[Source data]

----------------------------------------

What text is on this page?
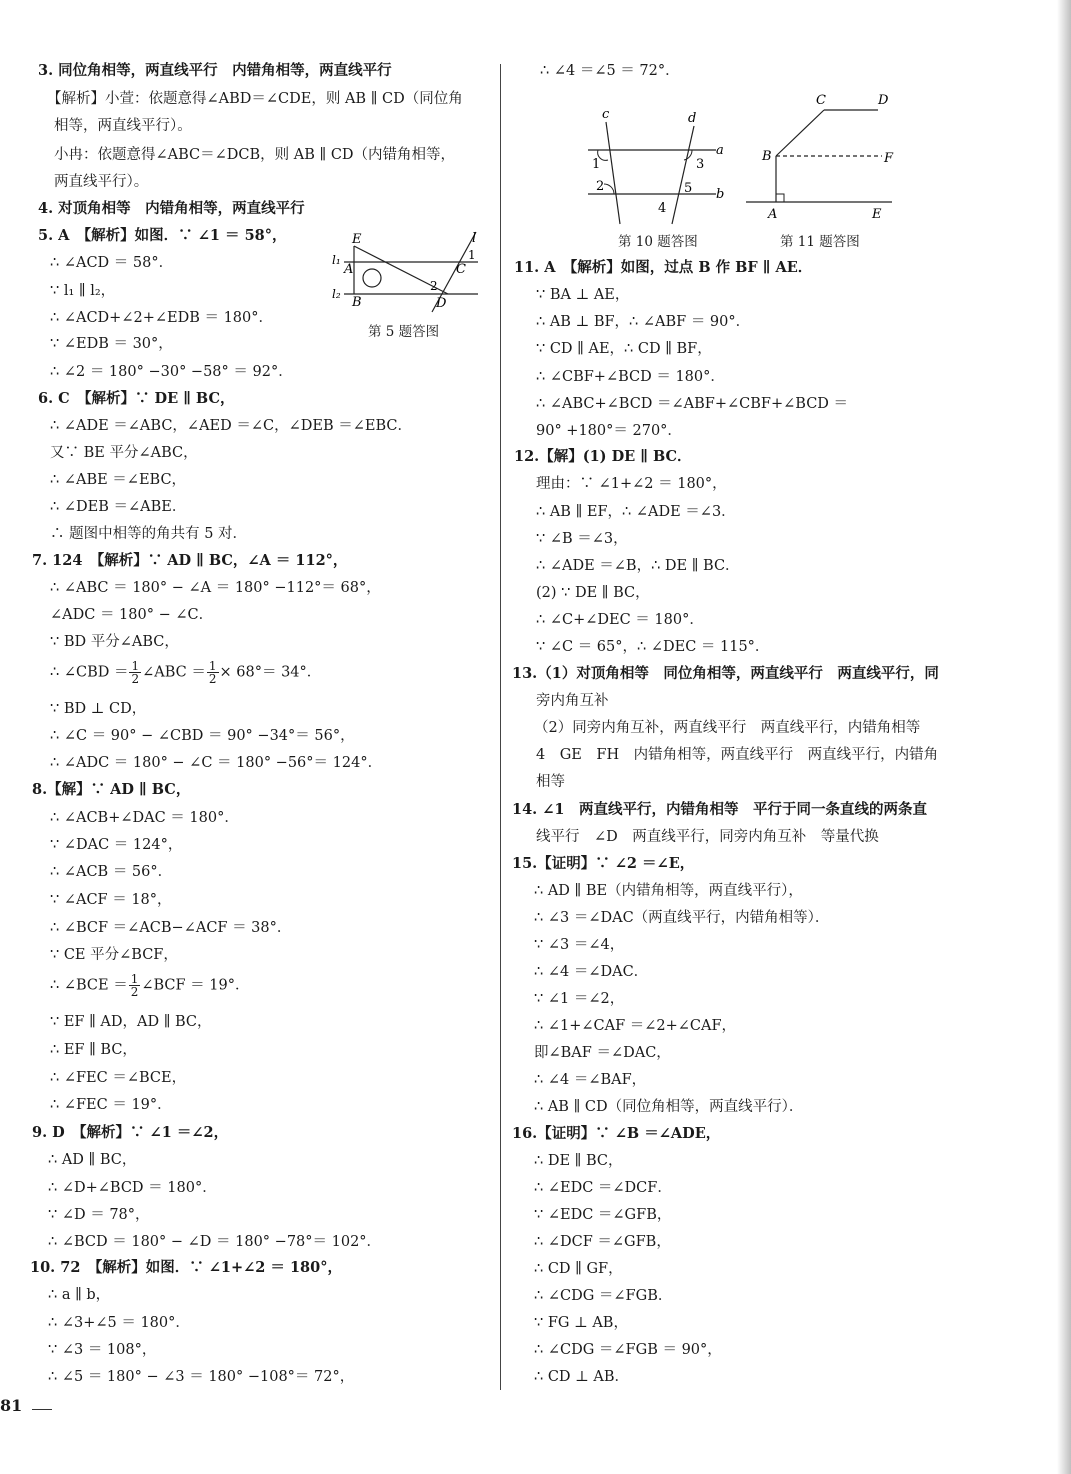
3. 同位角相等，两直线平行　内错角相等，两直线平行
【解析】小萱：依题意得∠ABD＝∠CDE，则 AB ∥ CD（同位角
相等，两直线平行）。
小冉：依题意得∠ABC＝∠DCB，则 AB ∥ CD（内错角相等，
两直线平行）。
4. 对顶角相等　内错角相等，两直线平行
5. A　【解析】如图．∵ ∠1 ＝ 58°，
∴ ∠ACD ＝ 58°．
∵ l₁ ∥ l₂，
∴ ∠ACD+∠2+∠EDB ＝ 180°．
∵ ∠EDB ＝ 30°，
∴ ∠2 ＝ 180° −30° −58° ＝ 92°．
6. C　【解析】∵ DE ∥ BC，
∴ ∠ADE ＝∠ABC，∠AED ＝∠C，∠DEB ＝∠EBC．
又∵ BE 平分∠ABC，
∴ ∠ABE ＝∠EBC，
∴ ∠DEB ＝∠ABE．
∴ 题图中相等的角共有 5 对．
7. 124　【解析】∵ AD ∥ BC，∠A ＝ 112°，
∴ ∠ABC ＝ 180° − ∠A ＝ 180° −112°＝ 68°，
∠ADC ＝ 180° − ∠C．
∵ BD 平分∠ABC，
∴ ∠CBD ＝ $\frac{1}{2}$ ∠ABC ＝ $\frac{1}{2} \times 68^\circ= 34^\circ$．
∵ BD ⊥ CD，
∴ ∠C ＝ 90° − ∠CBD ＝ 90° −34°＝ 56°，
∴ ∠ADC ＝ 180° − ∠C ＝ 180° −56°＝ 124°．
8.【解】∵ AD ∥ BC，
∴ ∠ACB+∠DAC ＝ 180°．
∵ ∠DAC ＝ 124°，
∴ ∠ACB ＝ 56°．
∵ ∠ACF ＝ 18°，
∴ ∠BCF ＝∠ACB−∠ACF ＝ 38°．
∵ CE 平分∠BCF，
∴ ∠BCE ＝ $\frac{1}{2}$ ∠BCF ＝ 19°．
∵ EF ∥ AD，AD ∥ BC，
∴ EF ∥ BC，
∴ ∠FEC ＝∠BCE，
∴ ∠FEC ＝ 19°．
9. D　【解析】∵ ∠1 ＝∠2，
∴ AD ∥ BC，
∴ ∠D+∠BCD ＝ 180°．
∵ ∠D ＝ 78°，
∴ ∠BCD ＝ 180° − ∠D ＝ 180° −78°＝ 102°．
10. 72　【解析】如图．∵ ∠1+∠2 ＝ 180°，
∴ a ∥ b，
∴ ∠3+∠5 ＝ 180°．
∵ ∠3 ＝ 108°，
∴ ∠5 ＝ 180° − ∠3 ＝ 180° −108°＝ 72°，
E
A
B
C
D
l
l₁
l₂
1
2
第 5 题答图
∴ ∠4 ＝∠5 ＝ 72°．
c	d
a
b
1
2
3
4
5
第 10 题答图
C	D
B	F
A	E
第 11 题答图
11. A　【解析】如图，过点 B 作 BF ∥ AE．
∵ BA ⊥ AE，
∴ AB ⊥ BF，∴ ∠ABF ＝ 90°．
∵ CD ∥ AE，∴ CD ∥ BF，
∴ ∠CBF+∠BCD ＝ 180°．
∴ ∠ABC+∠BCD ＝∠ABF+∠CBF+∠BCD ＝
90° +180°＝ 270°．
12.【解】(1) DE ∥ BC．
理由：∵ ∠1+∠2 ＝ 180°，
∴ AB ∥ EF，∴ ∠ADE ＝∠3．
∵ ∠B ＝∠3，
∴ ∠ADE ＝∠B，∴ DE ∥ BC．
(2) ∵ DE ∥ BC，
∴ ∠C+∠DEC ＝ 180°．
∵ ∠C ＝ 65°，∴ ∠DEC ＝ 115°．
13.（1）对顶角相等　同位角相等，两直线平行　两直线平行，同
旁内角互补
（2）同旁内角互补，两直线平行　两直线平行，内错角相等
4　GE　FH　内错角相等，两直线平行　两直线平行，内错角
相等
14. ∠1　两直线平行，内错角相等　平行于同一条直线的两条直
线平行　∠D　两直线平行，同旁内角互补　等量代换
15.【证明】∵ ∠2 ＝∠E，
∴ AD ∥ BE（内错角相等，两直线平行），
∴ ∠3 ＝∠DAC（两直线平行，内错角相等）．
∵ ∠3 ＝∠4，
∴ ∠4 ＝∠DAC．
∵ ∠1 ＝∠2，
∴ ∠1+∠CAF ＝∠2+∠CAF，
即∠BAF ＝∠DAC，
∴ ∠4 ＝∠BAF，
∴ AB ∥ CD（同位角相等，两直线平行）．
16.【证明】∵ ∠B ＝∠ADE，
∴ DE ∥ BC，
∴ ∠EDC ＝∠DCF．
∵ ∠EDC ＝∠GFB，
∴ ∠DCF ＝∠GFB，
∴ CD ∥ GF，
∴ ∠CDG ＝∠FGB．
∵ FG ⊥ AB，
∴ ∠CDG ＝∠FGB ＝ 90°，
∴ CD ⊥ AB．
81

----------------------------------------

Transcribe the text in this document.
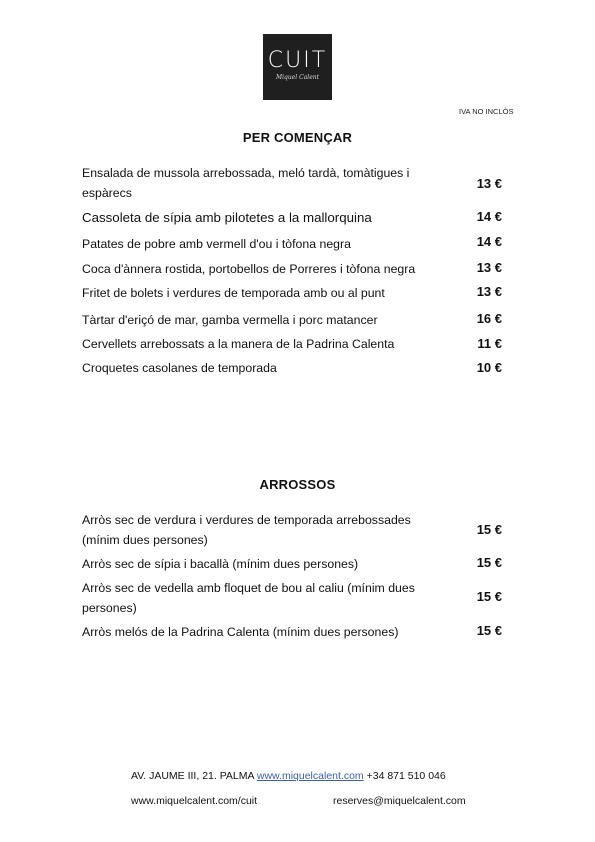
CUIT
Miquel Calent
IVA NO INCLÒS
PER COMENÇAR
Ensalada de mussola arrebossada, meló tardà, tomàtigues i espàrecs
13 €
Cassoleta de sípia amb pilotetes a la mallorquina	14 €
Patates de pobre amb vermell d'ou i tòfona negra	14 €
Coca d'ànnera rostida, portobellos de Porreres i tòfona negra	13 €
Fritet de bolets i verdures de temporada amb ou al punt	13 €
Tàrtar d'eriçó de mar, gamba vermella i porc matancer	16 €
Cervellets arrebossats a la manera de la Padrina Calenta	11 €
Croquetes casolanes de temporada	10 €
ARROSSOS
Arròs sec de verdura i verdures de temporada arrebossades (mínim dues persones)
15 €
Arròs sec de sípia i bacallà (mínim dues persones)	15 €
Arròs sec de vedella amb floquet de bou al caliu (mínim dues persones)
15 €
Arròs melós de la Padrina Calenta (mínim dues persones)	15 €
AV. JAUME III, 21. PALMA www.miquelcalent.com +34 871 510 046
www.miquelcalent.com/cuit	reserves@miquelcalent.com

----------------------------------------

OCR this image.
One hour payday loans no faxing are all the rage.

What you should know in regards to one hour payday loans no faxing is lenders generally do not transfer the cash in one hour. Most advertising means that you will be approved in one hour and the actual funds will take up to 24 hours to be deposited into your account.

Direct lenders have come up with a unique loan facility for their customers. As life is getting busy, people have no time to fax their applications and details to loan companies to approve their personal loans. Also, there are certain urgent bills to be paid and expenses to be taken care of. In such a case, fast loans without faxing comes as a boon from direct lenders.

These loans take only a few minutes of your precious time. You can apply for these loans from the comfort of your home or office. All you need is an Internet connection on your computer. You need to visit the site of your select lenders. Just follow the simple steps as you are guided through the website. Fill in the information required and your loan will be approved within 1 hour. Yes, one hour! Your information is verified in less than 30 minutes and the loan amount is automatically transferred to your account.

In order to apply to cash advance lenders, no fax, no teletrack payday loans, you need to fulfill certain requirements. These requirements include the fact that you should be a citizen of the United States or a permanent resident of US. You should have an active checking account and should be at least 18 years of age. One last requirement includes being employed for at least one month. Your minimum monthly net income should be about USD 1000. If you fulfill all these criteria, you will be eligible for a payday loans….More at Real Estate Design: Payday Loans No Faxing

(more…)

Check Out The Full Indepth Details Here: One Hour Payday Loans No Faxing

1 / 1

----------------------------------------

> STATED PROBLEM
Write down every line of the data above that includes the string "frac".

> TASK RESPONSE
∴ ∠CBD ＝ $\frac{1}{2}$ ∠ABC ＝ $\frac{1}{2} \times 68^\circ= 34^\circ$．
∴ ∠BCE ＝ $\frac{1}{2}$ ∠BCF ＝ 19°．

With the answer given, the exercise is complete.